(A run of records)
□ □ □

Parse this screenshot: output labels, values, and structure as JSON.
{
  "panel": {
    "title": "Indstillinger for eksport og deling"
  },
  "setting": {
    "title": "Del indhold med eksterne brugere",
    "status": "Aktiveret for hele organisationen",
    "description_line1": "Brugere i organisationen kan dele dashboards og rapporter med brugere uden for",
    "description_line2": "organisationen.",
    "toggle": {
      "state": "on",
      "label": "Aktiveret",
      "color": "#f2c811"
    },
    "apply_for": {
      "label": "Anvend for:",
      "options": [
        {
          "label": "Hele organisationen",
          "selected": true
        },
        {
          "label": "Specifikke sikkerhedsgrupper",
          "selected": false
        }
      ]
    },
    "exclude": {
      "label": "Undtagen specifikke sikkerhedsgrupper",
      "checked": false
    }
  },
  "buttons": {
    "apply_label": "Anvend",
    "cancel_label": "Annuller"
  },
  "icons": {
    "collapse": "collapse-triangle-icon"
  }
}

□ □ □

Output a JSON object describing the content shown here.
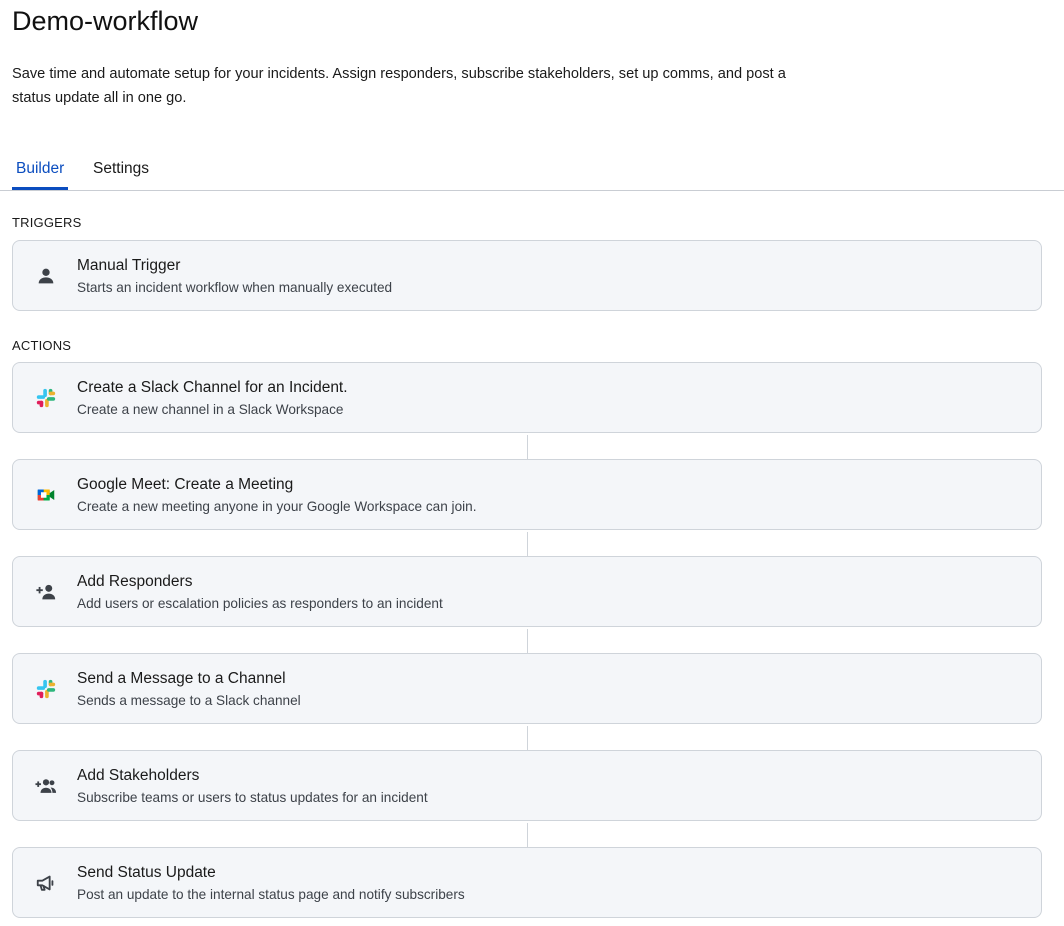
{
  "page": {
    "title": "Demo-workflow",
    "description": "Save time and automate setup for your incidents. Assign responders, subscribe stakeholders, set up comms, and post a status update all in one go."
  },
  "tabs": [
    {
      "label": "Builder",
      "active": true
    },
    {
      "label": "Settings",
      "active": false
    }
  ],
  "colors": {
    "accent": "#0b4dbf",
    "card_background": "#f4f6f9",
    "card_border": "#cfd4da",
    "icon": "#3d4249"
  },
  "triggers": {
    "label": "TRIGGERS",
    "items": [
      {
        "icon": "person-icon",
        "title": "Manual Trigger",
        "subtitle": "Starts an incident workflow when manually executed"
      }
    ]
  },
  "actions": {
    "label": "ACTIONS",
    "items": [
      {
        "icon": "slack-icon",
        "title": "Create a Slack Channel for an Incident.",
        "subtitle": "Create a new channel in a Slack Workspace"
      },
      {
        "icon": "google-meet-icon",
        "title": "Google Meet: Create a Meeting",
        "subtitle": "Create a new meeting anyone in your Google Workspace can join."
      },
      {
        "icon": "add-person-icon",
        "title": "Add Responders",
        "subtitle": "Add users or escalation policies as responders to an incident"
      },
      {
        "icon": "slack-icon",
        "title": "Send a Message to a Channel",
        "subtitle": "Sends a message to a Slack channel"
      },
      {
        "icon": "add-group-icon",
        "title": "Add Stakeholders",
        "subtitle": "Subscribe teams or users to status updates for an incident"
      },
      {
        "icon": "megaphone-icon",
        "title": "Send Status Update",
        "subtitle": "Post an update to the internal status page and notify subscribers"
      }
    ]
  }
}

□ □ □

# Requirements
Scan the listing above for the word "sikkerhedsgrupper" and show each line where it is found.

# Finished exercise
          "label": "Specifikke sikkerhedsgrupper",
      "label": "Undtagen specifikke sikkerhedsgrupper",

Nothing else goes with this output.